[Dataset records]
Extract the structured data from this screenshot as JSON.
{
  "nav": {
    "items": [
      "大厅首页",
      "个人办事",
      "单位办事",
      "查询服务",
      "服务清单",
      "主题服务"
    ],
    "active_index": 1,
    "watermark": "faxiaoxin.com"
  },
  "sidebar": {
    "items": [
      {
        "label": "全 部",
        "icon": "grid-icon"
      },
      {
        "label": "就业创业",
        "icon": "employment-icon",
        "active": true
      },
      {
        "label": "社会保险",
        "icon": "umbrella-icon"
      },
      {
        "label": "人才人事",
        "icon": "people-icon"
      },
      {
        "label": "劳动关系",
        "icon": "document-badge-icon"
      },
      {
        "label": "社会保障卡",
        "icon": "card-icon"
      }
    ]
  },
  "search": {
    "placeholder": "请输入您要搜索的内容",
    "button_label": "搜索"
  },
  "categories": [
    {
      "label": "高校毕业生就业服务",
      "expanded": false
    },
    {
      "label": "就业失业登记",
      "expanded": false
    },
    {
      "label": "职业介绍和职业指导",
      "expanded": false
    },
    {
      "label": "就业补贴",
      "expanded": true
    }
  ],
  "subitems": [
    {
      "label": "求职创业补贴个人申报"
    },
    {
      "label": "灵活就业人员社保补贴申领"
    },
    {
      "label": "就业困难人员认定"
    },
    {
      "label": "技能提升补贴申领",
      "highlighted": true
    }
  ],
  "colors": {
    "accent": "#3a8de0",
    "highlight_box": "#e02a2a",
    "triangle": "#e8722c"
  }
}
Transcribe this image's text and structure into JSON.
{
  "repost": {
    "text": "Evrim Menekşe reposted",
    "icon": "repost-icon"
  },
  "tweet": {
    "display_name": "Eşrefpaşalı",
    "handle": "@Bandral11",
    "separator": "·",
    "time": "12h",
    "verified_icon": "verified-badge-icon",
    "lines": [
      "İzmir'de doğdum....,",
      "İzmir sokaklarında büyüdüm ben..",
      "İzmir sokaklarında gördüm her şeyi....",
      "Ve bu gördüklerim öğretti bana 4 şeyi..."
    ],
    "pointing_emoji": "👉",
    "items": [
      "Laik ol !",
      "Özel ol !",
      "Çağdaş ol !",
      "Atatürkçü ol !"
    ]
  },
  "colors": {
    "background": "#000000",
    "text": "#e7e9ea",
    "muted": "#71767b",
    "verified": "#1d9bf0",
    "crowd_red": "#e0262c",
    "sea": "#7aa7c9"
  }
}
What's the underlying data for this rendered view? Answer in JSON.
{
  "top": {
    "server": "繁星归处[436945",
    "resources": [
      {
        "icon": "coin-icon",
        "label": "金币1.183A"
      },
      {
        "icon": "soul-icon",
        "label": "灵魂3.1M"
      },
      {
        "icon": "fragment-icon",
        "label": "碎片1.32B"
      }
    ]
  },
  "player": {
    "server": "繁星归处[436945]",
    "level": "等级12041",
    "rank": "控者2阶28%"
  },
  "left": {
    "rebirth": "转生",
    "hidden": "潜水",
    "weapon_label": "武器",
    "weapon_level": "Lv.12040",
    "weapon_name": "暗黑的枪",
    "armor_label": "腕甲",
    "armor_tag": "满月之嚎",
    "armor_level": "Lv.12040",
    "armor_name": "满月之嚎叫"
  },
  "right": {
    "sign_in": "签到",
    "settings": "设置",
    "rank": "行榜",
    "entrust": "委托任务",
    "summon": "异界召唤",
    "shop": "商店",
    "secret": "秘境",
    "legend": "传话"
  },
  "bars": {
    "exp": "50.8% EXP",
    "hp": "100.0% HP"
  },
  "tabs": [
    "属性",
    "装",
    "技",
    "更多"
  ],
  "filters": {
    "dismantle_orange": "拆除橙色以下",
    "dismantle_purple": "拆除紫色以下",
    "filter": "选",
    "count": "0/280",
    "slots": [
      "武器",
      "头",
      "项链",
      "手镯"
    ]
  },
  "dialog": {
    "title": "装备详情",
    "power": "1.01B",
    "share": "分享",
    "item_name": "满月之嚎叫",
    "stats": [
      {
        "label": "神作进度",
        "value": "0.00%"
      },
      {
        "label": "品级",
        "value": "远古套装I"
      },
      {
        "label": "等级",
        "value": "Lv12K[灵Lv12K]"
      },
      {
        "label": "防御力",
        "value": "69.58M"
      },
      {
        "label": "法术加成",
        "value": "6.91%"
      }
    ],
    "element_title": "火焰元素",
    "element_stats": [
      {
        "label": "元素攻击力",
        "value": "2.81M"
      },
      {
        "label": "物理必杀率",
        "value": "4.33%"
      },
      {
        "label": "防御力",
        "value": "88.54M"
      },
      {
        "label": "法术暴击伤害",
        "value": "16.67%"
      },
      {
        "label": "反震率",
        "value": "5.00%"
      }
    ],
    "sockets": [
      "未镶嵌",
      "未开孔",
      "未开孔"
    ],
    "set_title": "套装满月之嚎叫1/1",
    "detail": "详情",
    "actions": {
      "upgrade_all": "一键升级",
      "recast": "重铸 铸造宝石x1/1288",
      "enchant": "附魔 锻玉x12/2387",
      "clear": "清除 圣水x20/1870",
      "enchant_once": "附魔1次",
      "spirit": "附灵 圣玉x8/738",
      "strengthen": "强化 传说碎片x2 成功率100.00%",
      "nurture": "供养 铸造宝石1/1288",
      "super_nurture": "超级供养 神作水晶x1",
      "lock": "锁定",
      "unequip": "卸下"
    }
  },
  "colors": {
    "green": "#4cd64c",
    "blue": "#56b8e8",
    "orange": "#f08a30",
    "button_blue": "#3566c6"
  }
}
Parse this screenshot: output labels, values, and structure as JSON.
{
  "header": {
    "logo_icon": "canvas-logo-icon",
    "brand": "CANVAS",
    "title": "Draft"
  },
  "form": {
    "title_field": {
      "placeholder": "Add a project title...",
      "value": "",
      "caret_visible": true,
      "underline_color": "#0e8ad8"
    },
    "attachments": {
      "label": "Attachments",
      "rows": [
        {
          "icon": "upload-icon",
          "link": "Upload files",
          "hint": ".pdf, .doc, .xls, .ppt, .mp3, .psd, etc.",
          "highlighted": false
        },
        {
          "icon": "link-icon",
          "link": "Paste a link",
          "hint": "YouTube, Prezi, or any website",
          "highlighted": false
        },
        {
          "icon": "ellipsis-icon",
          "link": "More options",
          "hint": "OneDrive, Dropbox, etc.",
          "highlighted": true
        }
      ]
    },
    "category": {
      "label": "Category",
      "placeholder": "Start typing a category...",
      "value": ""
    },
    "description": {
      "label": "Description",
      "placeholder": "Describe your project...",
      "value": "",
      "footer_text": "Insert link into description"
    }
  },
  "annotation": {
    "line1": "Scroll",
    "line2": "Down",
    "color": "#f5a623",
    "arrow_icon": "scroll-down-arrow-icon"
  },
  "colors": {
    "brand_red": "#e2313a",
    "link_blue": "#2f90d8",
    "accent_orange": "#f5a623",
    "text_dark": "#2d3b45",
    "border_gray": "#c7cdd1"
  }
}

**WHAT IS REQUIRED:** Check the records above line by line and tally those holding the string "this". Answer with the number only.

**ANSWER TO THE PROBLEM:** 4